▸ Written instruction: Every line below that mentions the word "Record" should be copied out.

(Stored data entries)
======
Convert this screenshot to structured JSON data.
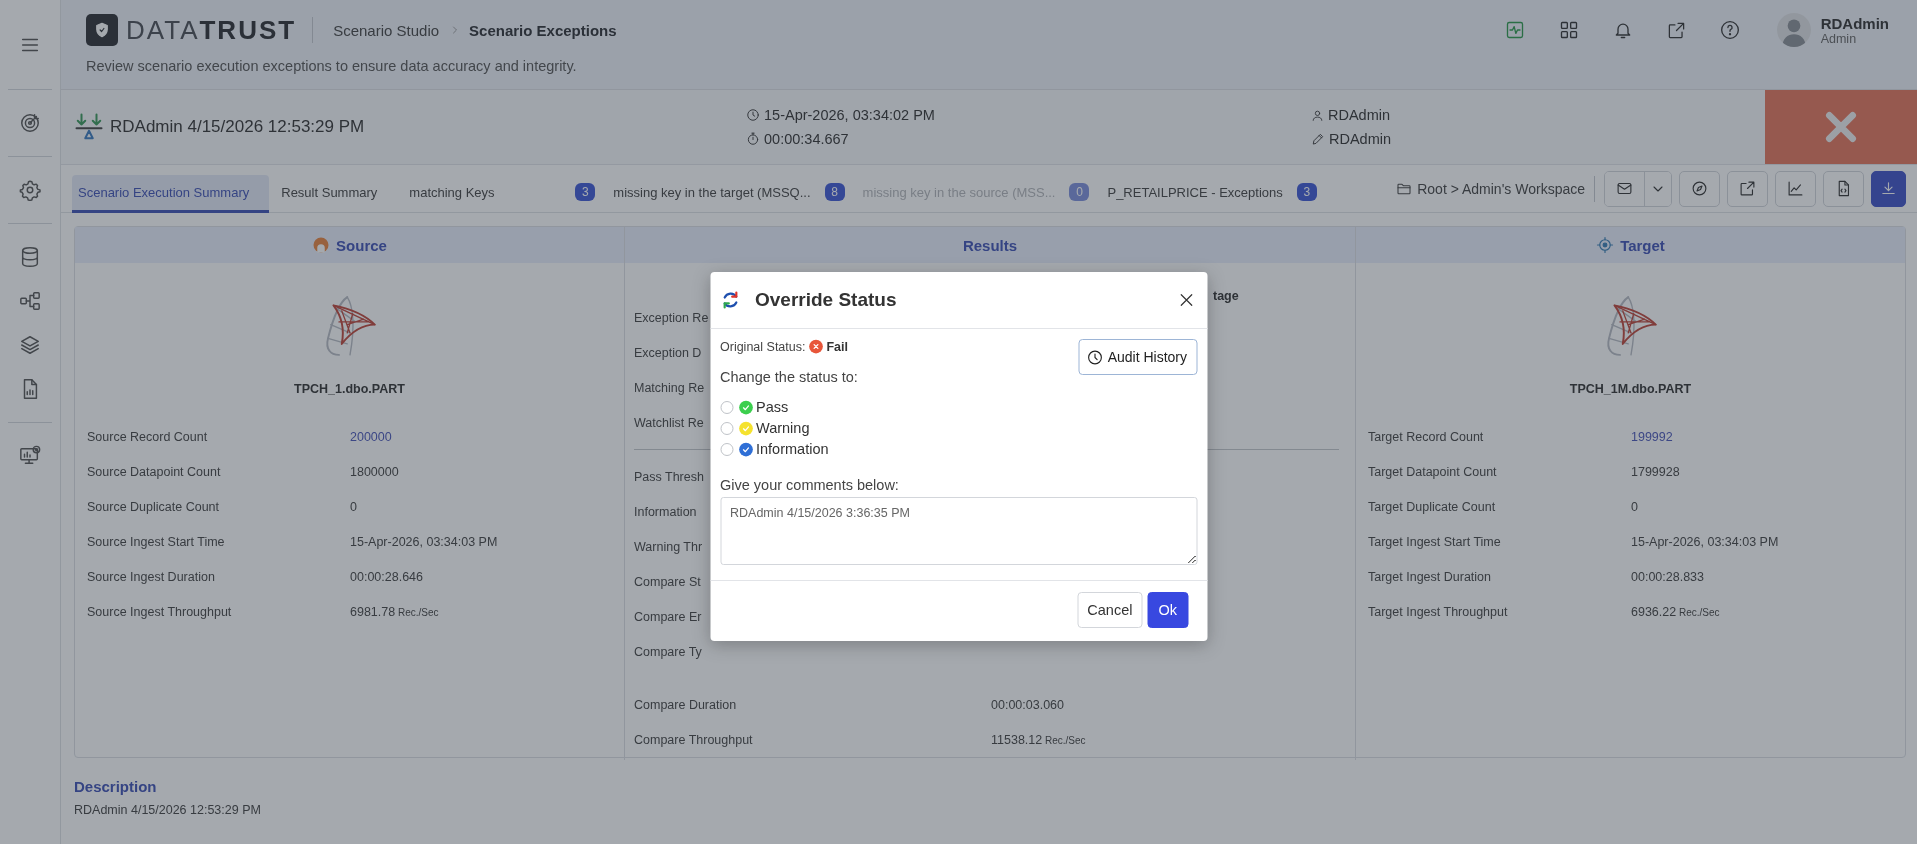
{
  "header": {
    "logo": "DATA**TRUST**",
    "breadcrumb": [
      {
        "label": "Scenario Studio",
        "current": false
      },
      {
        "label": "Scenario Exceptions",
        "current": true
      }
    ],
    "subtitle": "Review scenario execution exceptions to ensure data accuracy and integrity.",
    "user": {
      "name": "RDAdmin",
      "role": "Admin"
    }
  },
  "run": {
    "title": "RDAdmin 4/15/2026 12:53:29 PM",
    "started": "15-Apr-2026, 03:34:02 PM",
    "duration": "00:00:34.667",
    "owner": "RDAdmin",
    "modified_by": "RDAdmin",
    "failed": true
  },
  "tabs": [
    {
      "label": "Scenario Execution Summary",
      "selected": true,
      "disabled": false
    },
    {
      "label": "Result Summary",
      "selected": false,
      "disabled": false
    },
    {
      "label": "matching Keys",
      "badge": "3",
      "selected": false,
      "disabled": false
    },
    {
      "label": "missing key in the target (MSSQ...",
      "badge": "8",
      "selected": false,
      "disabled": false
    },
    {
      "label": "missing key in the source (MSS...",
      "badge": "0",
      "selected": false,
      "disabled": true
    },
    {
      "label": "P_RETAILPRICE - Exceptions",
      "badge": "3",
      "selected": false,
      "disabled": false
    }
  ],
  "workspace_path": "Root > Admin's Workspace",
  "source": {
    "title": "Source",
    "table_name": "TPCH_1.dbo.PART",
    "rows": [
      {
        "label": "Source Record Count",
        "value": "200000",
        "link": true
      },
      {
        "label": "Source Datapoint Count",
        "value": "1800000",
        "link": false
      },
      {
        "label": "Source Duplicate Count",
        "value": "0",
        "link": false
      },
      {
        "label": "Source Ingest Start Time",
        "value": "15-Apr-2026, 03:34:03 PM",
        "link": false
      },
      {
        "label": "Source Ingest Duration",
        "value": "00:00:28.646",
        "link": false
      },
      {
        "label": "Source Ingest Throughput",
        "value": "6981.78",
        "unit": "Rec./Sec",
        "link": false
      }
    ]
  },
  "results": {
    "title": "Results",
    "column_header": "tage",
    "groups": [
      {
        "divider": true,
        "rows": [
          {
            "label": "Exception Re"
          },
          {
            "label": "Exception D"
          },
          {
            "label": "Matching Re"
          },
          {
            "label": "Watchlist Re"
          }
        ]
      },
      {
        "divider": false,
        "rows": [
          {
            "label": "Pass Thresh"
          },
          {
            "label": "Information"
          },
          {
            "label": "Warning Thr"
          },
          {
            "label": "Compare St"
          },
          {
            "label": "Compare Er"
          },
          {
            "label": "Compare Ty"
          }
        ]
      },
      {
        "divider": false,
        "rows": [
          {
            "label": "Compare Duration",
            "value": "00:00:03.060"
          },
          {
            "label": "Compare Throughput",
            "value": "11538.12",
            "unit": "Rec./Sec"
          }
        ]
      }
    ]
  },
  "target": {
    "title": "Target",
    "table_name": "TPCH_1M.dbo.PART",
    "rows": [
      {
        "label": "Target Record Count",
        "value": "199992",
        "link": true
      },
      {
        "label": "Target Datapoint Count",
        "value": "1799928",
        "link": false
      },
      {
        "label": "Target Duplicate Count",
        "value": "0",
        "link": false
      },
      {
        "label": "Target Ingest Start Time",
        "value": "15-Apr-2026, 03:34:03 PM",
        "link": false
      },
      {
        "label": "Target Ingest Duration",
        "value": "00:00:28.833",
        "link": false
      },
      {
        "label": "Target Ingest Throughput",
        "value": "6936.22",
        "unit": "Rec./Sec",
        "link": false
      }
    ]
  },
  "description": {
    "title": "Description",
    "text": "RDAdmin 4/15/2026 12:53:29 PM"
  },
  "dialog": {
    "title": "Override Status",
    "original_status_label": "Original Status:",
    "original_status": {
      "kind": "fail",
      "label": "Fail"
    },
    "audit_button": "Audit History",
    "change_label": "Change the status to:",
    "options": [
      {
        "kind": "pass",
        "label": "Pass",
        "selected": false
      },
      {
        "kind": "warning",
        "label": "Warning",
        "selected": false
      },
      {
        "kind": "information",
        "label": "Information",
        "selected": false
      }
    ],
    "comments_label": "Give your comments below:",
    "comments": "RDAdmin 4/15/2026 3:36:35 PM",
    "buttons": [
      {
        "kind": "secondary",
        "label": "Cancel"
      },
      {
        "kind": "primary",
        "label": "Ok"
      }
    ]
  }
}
======
▸ Solution to this exercise:
        "label": "Source Record Count",
        "label": "Target Record Count",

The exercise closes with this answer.